→ **Task instructions**:
The answer must consist of each line below that contains the string "Tumor".

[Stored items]
_ _ _ _ _
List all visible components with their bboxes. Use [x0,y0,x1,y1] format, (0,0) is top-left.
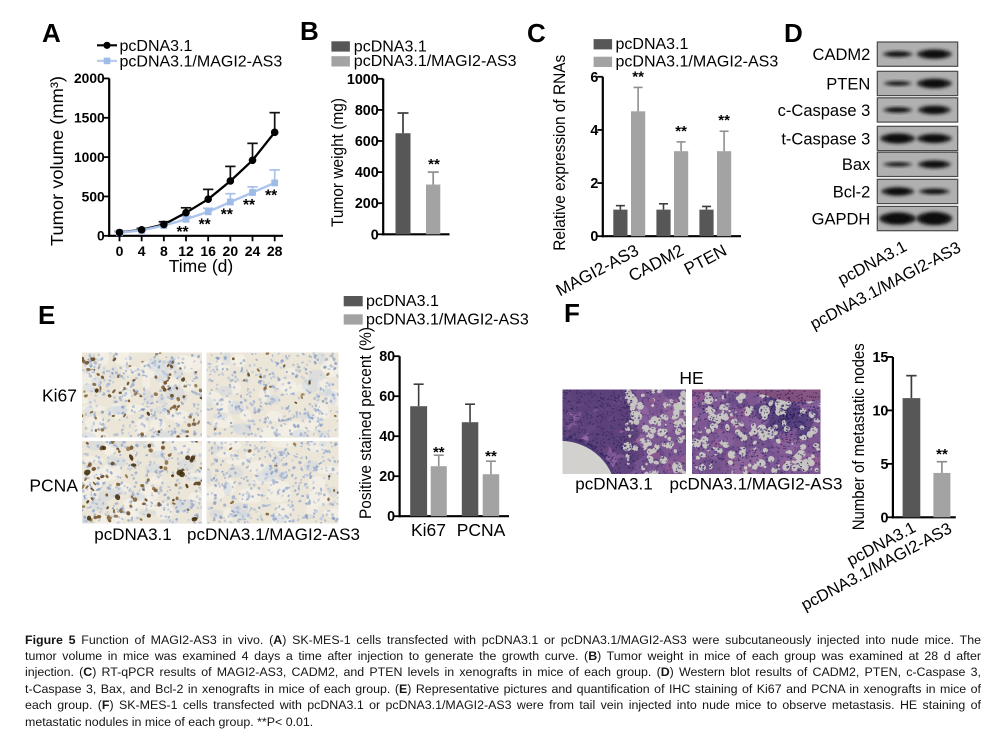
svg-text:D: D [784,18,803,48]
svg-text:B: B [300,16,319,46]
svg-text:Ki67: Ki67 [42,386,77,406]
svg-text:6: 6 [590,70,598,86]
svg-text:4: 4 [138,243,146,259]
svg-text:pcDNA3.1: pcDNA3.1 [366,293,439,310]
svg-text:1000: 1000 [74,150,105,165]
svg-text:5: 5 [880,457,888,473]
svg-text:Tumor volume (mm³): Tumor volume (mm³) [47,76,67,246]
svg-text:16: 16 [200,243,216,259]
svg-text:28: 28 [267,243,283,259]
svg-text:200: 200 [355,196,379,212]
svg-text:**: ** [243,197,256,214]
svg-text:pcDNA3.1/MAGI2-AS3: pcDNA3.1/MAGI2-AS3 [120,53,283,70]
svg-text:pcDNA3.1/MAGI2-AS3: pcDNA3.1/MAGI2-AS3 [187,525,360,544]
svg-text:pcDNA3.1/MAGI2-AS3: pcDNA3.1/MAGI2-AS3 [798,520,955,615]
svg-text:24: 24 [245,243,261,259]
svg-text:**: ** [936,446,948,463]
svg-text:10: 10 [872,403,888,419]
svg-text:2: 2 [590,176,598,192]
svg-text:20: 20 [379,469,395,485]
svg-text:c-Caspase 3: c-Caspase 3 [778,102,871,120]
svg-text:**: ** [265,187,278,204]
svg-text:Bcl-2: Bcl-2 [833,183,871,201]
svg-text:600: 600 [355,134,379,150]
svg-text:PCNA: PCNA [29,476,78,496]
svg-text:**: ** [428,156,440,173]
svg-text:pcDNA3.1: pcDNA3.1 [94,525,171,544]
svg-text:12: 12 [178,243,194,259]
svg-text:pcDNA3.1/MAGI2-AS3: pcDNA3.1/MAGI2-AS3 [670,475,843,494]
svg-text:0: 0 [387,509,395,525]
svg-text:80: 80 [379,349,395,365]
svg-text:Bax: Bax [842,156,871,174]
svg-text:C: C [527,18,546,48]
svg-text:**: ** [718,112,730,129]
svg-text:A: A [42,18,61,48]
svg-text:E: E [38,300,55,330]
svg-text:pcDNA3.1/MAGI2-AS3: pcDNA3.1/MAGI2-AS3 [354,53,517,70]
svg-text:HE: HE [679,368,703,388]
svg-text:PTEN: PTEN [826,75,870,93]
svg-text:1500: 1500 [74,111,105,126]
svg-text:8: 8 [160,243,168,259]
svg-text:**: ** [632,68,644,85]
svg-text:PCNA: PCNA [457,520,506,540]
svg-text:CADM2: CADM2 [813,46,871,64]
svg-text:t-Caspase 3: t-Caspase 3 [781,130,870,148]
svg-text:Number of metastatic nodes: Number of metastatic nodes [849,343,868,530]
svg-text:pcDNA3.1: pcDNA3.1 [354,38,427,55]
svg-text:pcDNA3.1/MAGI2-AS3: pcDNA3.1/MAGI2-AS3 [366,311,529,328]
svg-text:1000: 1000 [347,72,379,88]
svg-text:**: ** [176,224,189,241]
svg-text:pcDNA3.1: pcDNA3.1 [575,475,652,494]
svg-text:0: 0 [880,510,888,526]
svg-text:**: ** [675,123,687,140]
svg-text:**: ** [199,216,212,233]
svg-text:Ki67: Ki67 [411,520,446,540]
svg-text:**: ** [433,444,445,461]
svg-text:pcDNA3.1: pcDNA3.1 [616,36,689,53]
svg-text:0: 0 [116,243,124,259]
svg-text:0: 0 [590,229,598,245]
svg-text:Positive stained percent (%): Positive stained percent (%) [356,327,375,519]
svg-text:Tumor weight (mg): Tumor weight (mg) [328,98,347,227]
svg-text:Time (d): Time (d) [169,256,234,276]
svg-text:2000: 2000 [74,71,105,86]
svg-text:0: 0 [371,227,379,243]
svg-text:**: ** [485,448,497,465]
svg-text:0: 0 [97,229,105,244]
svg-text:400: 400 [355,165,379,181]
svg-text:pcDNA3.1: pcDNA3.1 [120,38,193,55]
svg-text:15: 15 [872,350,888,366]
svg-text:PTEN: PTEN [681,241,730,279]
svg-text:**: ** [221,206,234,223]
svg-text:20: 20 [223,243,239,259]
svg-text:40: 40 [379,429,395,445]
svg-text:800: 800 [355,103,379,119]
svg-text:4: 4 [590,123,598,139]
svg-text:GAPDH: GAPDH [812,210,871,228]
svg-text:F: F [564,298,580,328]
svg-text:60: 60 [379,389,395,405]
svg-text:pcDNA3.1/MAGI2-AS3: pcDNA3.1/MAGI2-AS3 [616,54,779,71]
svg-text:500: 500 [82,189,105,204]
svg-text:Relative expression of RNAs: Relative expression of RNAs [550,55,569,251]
_ _ _ _ _
→ **Task output**:
svg-text:Tumor volume (mm³): Tumor volume (mm³) [47,76,67,246]
svg-text:Tumor weight (mg): Tumor weight (mg) [328,98,347,227]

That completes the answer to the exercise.